EXTRACT:
★ ★ ★ ★ ★ ★ ★
Point sprite : used to make the particles of the particle system appear more plausible.

The process of generating a point sprite from a point primitive

Instancing of the geometry
- Statically specify the number of instances through instance function attribute.
- Can amplify the number appearing in the final rendering without increasing the number of the primitive.
- Can render one geometry for multiple render target objects, effective when different transform matrices need to be applied to geometry for each render target object.

Output of Geometry Shader

The vertices that must include SV_Position system value semantics, which must include the location of the culling space after projecting the vertex.
SV_RenderTargetIndex : an unsigned integer that identifies a slice of a render target to be rendered in the current primitive.

SV_ViewportArrayIndex : an unsigned integer that identifies a viewport to be rendered in the current primitive.

Stream Output

Stream Output

Connect the geometry shader to the output buffer resources to which the vertex data of the geometry shader is to be recorded.
Possible to use a total 4 output stream objects at the same time.
The output of the stream output stage does not lead to input of any other stage of the pipeline.

Input of Stream Output

Receive only the information delivered by the geometry shader stage through the output stream object declared in the geometry shader program.
★ ★ ★ ★ ★ ★ ★
COLLECTED DATA:
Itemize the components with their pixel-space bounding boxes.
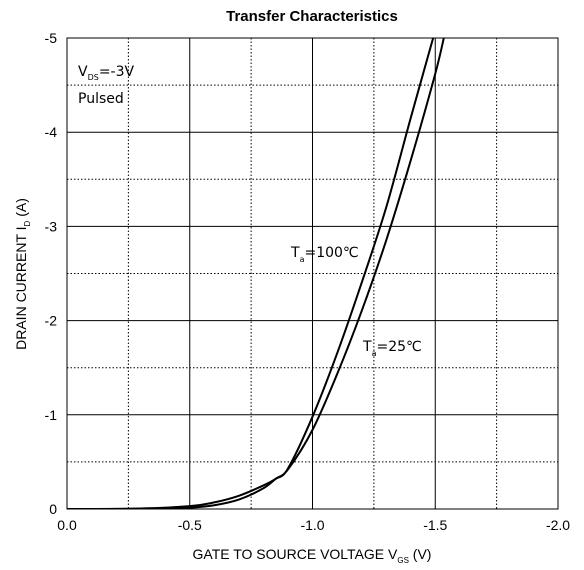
★ ★ ★ ★ ★ ★ ★
TASKS TO CARRY OUT:
**a)** From the geometry shader notes, write out the stretch from "Output of Geometry" through "projecting the vertex." word for word.
**b)** According to the geometry shader notes, how many output stream objects can be used at the same time?

SOLUTION SET:
**a)**
Output of Geometry Shader

The vertices that must include SV_Position system value semantics, which must include the location of the culling space after projecting the vertex.

**b)** A total of four output stream objects can be used at the same time.